[Start]

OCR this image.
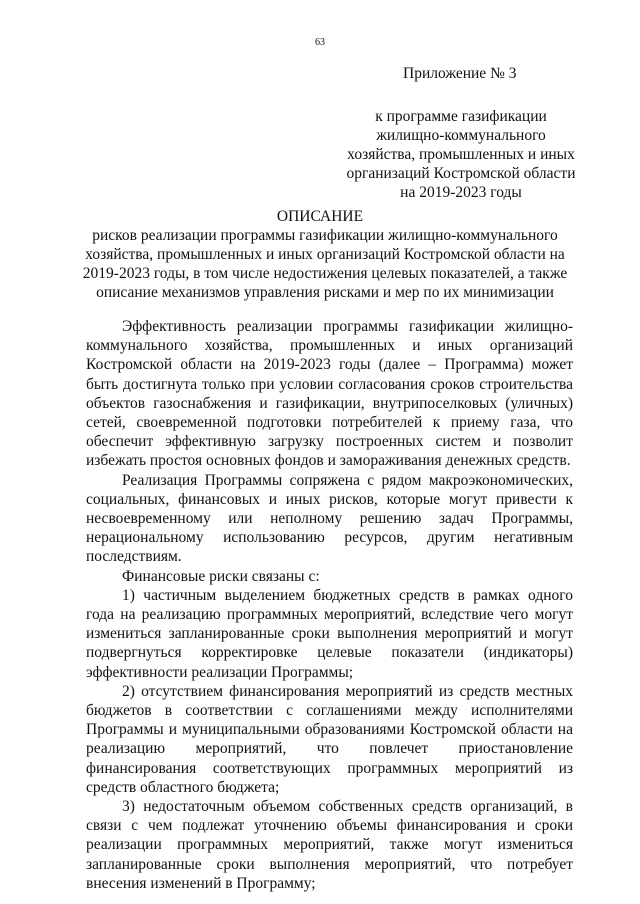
63
Приложение № 3
к программе газификации жилищно-коммунального хозяйства, промышленных и иных организаций Костромской области на 2019-2023 годы
ОПИСАНИЕ
рисков реализации программы газификации жилищно-коммунального хозяйства, промышленных и иных организаций Костромской области на 2019-2023 годы, в том числе недостижения целевых показателей, а также описание механизмов управления рисками и мер по их минимизации

Эффективность реализации программы газификации жилищно-коммунального хозяйства, промышленных и иных организаций Костромской области на 2019-2023 годы (далее – Программа) может быть достигнута только при условии согласования сроков строительства объектов газоснабжения и газификации, внутрипоселковых (уличных) сетей, своевременной подготовки потребителей к приему газа, что обеспечит эффективную загрузку построенных систем и позволит избежать простоя основных фондов и замораживания денежных средств.

Реализация Программы сопряжена с рядом макроэкономических, социальных, финансовых и иных рисков, которые могут привести к несвоевременному или неполному решению задач Программы, нерациональному использованию ресурсов, другим негативным последствиям.

Финансовые риски связаны с:

1) частичным выделением бюджетных средств в рамках одного года на реализацию программных мероприятий, вследствие чего могут измениться запланированные сроки выполнения мероприятий и могут подвергнуться корректировке целевые показатели (индикаторы) эффективности реализации Программы;

2) отсутствием финансирования мероприятий из средств местных бюджетов в соответствии с соглашениями между исполнителями Программы и муниципальными образованиями Костромской области на реализацию мероприятий, что повлечет приостановление финансирования соответствующих программных мероприятий из средств областного бюджета;

3) недостаточным объемом собственных средств организаций, в связи с чем подлежат уточнению объемы финансирования и сроки реализации программных мероприятий, также могут измениться запланированные сроки выполнения мероприятий, что потребует внесения изменений в Программу;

[End]

Print the complete listing exactly as it stands, without its pictures.

## RESPONSE
OCR this image.
63
Приложение № 3
к программе газификации жилищно-коммунального хозяйства, промышленных и иных организаций Костромской области на 2019-2023 годы
ОПИСАНИЕ
рисков реализации программы газификации жилищно-коммунального хозяйства, промышленных и иных организаций Костромской области на 2019-2023 годы, в том числе недостижения целевых показателей, а также описание механизмов управления рисками и мер по их минимизации

Эффективность реализации программы газификации жилищно-коммунального хозяйства, промышленных и иных организаций Костромской области на 2019-2023 годы (далее – Программа) может быть достигнута только при условии согласования сроков строительства объектов газоснабжения и газификации, внутрипоселковых (уличных) сетей, своевременной подготовки потребителей к приему газа, что обеспечит эффективную загрузку построенных систем и позволит избежать простоя основных фондов и замораживания денежных средств.

Реализация Программы сопряжена с рядом макроэкономических, социальных, финансовых и иных рисков, которые могут привести к несвоевременному или неполному решению задач Программы, нерациональному использованию ресурсов, другим негативным последствиям.

Финансовые риски связаны с:

1) частичным выделением бюджетных средств в рамках одного года на реализацию программных мероприятий, вследствие чего могут измениться запланированные сроки выполнения мероприятий и могут подвергнуться корректировке целевые показатели (индикаторы) эффективности реализации Программы;

2) отсутствием финансирования мероприятий из средств местных бюджетов в соответствии с соглашениями между исполнителями Программы и муниципальными образованиями Костромской области на реализацию мероприятий, что повлечет приостановление финансирования соответствующих программных мероприятий из средств областного бюджета;

3) недостаточным объемом собственных средств организаций, в связи с чем подлежат уточнению объемы финансирования и сроки реализации программных мероприятий, также могут измениться запланированные сроки выполнения мероприятий, что потребует внесения изменений в Программу;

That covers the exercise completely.